- [Exercise task]: Using the material below, copy every line where "date" appears.

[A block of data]
===
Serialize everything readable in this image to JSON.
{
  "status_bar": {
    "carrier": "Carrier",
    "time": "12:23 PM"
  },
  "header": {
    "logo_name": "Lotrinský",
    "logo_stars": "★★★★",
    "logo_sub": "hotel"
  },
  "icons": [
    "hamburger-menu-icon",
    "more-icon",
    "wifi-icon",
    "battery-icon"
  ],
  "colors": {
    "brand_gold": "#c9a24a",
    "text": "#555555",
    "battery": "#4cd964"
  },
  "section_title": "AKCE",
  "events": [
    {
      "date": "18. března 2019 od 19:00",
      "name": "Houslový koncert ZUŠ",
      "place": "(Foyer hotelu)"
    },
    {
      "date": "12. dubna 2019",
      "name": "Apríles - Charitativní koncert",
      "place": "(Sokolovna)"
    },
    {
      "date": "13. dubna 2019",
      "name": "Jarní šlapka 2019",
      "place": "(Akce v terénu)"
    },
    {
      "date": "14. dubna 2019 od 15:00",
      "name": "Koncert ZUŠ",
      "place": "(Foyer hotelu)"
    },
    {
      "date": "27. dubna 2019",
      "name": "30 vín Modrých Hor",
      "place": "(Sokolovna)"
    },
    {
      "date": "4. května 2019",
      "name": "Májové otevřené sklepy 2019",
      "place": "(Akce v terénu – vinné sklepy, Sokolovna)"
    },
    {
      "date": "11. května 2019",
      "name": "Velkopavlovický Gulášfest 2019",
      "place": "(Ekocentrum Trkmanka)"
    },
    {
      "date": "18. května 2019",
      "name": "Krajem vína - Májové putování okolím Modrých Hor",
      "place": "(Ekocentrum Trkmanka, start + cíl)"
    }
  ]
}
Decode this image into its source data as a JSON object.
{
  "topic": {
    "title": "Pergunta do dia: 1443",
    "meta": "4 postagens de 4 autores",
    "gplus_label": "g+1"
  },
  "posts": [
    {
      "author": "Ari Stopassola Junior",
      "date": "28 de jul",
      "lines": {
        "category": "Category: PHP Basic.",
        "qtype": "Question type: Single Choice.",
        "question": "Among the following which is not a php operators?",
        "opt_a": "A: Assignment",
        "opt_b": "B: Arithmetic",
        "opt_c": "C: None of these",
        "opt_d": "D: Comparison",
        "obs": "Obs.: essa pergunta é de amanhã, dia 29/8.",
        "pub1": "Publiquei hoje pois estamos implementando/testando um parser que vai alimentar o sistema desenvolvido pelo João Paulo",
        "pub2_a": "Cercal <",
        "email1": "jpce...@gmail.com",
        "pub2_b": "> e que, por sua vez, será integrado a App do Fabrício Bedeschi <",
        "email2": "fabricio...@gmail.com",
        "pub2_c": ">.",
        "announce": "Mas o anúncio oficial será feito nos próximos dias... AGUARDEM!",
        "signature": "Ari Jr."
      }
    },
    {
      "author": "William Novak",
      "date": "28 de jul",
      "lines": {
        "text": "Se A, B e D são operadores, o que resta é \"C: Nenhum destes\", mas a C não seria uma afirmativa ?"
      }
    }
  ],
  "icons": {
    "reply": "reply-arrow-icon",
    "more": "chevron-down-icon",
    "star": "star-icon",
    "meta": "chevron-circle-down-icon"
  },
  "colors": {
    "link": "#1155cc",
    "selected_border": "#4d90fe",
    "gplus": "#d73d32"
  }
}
===
- [Written solution]:
      "date": "18. března 2019 od 19:00",
      "date": "12. dubna 2019",
      "date": "13. dubna 2019",
      "date": "14. dubna 2019 od 15:00",
      "date": "27. dubna 2019",
      "date": "4. května 2019",
      "date": "11. května 2019",
      "date": "18. května 2019",
      "date": "28 de jul",
      "date": "28 de jul",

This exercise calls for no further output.